:: Task brief ::
Retyping should cover only the lines from the one containing "Output a JSON" through the final line of the records, with pictures omitted.

:: Raw records ::
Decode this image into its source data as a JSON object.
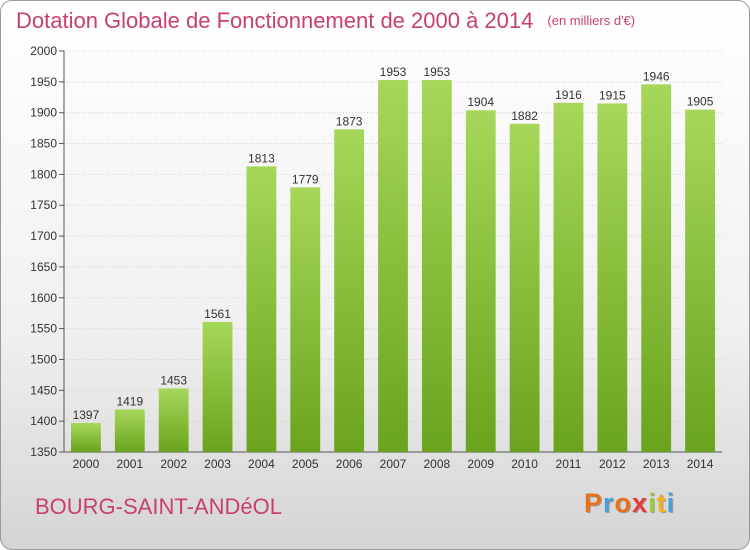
{
  "title": "Dotation Globale de Fonctionnement de 2000 à 2014",
  "unit": "(en milliers d'€)",
  "commune": "BOURG-SAINT-ANDéOL",
  "logo": {
    "letters": [
      "P",
      "r",
      "o",
      "x",
      "i",
      "t",
      "i"
    ],
    "colors": [
      "#e8721c",
      "#4a9fd8",
      "#e8721c",
      "#e83a3a",
      "#9ccb3c",
      "#f2b21b",
      "#4a9fd8"
    ]
  },
  "colors": {
    "bar_light": "#a6d75a",
    "bar_dark": "#6aa31d",
    "title": "#c8416a"
  },
  "chart_data": {
    "type": "bar",
    "categories": [
      "2000",
      "2001",
      "2002",
      "2003",
      "2004",
      "2005",
      "2006",
      "2007",
      "2008",
      "2009",
      "2010",
      "2011",
      "2012",
      "2013",
      "2014"
    ],
    "values": [
      1397,
      1419,
      1453,
      1561,
      1813,
      1779,
      1873,
      1953,
      1953,
      1904,
      1882,
      1916,
      1915,
      1946,
      1905
    ],
    "ylim": [
      1350,
      2000
    ],
    "yticks": [
      1350,
      1400,
      1450,
      1500,
      1550,
      1600,
      1650,
      1700,
      1750,
      1800,
      1850,
      1900,
      1950,
      2000
    ],
    "grid": true
  }
}
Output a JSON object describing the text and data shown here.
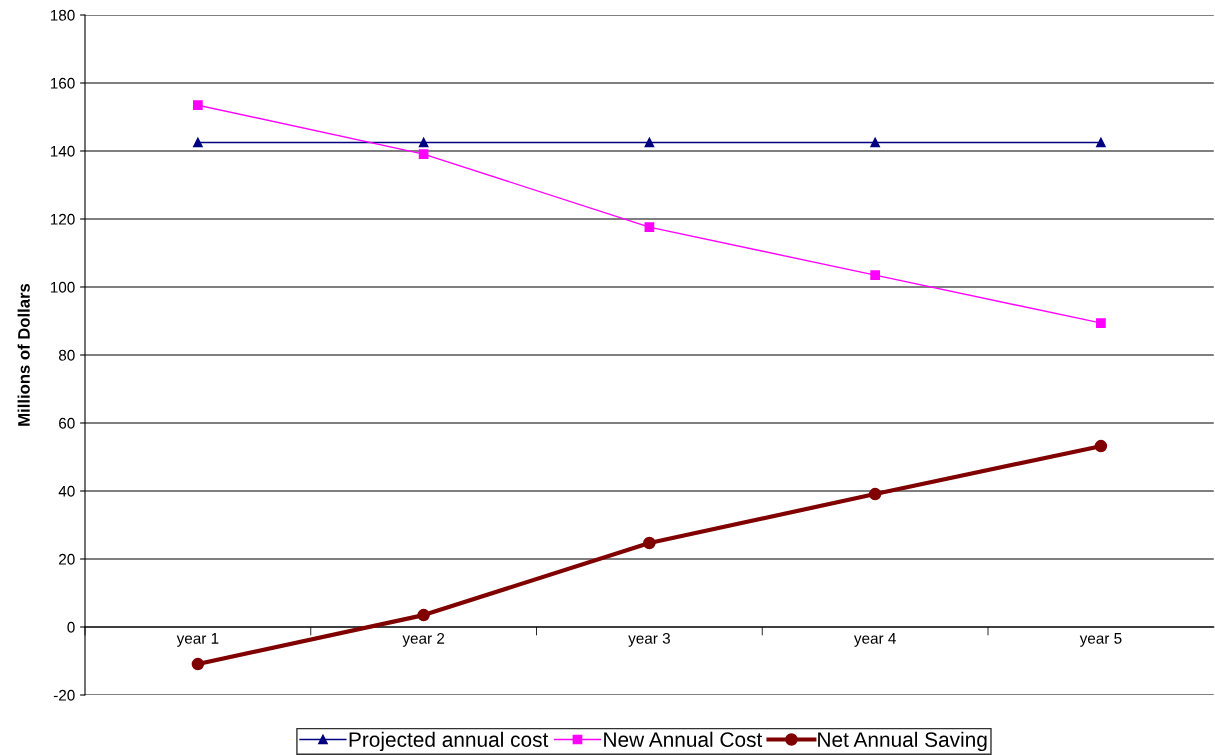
{
  "chart_data": {
    "type": "line",
    "ylabel": "Millions of Dollars",
    "categories": [
      "year 1",
      "year 2",
      "year 3",
      "year 4",
      "year 5"
    ],
    "series": [
      {
        "name": "Projected annual cost",
        "color": "#000080",
        "marker": "triangle",
        "values": [
          142.5,
          142.5,
          142.5,
          142.5,
          142.5
        ]
      },
      {
        "name": "New Annual Cost",
        "color": "#ff00ff",
        "marker": "square",
        "values": [
          153.5,
          139.1,
          117.6,
          103.5,
          89.4
        ]
      },
      {
        "name": "Net Annual Saving",
        "color": "#800000",
        "marker": "circle",
        "values": [
          -10.9,
          3.5,
          24.7,
          39.1,
          53.2
        ]
      }
    ],
    "ylim": [
      -20,
      180
    ],
    "yticks": [
      -20,
      0,
      20,
      40,
      60,
      80,
      100,
      120,
      140,
      160,
      180
    ],
    "grid": "y",
    "legend": "bottom",
    "line_style": "solid"
  }
}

:: Expected output ::
Output a JSON object describing the text and data shown here.
{
  "chart_data": {
    "type": "line",
    "ylabel": "Millions of Dollars",
    "categories": [
      "year 1",
      "year 2",
      "year 3",
      "year 4",
      "year 5"
    ],
    "series": [
      {
        "name": "Projected annual cost",
        "color": "#000080",
        "marker": "triangle",
        "values": [
          142.5,
          142.5,
          142.5,
          142.5,
          142.5
        ]
      },
      {
        "name": "New Annual Cost",
        "color": "#ff00ff",
        "marker": "square",
        "values": [
          153.5,
          139.1,
          117.6,
          103.5,
          89.4
        ]
      },
      {
        "name": "Net Annual Saving",
        "color": "#800000",
        "marker": "circle",
        "values": [
          -10.9,
          3.5,
          24.7,
          39.1,
          53.2
        ]
      }
    ],
    "ylim": [
      -20,
      180
    ],
    "yticks": [
      -20,
      0,
      20,
      40,
      60,
      80,
      100,
      120,
      140,
      160,
      180
    ],
    "grid": "y",
    "legend": "bottom",
    "line_style": "solid"
  }
}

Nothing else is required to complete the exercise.